Copy out the data below verbatim.

■ **Record excerpts**

..........

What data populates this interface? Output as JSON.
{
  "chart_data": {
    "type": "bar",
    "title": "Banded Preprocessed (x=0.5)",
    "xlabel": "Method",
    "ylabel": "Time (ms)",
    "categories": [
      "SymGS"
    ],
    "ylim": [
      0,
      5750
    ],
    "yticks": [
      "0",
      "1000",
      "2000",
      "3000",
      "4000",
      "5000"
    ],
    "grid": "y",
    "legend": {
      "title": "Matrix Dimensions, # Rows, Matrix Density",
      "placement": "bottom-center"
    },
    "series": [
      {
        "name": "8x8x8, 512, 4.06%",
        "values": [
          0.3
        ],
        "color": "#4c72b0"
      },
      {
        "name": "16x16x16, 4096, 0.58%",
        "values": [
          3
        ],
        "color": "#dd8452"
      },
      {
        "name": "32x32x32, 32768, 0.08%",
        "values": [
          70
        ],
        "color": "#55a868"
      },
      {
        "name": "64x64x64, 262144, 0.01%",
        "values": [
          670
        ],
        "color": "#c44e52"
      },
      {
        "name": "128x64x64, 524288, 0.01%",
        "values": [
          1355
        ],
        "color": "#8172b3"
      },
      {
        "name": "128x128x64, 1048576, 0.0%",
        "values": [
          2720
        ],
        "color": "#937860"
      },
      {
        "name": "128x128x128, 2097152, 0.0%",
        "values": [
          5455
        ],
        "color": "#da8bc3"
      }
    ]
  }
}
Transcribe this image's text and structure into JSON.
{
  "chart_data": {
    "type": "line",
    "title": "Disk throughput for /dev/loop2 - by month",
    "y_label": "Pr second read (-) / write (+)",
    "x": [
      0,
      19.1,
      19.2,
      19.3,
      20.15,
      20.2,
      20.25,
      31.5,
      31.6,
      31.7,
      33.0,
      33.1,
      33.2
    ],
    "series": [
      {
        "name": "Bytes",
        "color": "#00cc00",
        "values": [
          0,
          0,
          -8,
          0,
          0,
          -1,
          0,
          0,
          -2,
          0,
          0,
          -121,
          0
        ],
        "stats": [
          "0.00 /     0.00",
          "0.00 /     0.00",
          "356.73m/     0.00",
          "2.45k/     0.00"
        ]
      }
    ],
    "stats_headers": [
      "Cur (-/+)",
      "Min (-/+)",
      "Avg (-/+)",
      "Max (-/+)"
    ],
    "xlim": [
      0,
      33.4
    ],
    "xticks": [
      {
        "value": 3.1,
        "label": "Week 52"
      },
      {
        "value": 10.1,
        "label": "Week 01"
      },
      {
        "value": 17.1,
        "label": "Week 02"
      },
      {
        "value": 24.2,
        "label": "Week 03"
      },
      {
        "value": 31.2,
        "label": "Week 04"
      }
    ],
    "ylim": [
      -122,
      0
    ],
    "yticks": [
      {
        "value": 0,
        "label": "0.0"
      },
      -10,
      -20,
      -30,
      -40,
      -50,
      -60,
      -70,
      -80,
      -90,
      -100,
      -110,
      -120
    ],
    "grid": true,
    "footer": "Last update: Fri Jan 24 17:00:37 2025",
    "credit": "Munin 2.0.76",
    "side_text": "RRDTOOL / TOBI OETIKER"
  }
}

..........

■ **Result**
What data populates this interface? Output as JSON.
{
  "chart_data": {
    "type": "bar",
    "title": "Banded Preprocessed (x=0.5)",
    "xlabel": "Method",
    "ylabel": "Time (ms)",
    "categories": [
      "SymGS"
    ],
    "ylim": [
      0,
      5750
    ],
    "yticks": [
      "0",
      "1000",
      "2000",
      "3000",
      "4000",
      "5000"
    ],
    "grid": "y",
    "legend": {
      "title": "Matrix Dimensions, # Rows, Matrix Density",
      "placement": "bottom-center"
    },
    "series": [
      {
        "name": "8x8x8, 512, 4.06%",
        "values": [
          0.3
        ],
        "color": "#4c72b0"
      },
      {
        "name": "16x16x16, 4096, 0.58%",
        "values": [
          3
        ],
        "color": "#dd8452"
      },
      {
        "name": "32x32x32, 32768, 0.08%",
        "values": [
          70
        ],
        "color": "#55a868"
      },
      {
        "name": "64x64x64, 262144, 0.01%",
        "values": [
          670
        ],
        "color": "#c44e52"
      },
      {
        "name": "128x64x64, 524288, 0.01%",
        "values": [
          1355
        ],
        "color": "#8172b3"
      },
      {
        "name": "128x128x64, 1048576, 0.0%",
        "values": [
          2720
        ],
        "color": "#937860"
      },
      {
        "name": "128x128x128, 2097152, 0.0%",
        "values": [
          5455
        ],
        "color": "#da8bc3"
      }
    ]
  }
}
Transcribe this image's text and structure into JSON.
{
  "chart_data": {
    "type": "line",
    "title": "Disk throughput for /dev/loop2 - by month",
    "y_label": "Pr second read (-) / write (+)",
    "x": [
      0,
      19.1,
      19.2,
      19.3,
      20.15,
      20.2,
      20.25,
      31.5,
      31.6,
      31.7,
      33.0,
      33.1,
      33.2
    ],
    "series": [
      {
        "name": "Bytes",
        "color": "#00cc00",
        "values": [
          0,
          0,
          -8,
          0,
          0,
          -1,
          0,
          0,
          -2,
          0,
          0,
          -121,
          0
        ],
        "stats": [
          "0.00 /     0.00",
          "0.00 /     0.00",
          "356.73m/     0.00",
          "2.45k/     0.00"
        ]
      }
    ],
    "stats_headers": [
      "Cur (-/+)",
      "Min (-/+)",
      "Avg (-/+)",
      "Max (-/+)"
    ],
    "xlim": [
      0,
      33.4
    ],
    "xticks": [
      {
        "value": 3.1,
        "label": "Week 52"
      },
      {
        "value": 10.1,
        "label": "Week 01"
      },
      {
        "value": 17.1,
        "label": "Week 02"
      },
      {
        "value": 24.2,
        "label": "Week 03"
      },
      {
        "value": 31.2,
        "label": "Week 04"
      }
    ],
    "ylim": [
      -122,
      0
    ],
    "yticks": [
      {
        "value": 0,
        "label": "0.0"
      },
      -10,
      -20,
      -30,
      -40,
      -50,
      -60,
      -70,
      -80,
      -90,
      -100,
      -110,
      -120
    ],
    "grid": true,
    "footer": "Last update: Fri Jan 24 17:00:37 2025",
    "credit": "Munin 2.0.76",
    "side_text": "RRDTOOL / TOBI OETIKER"
  }
}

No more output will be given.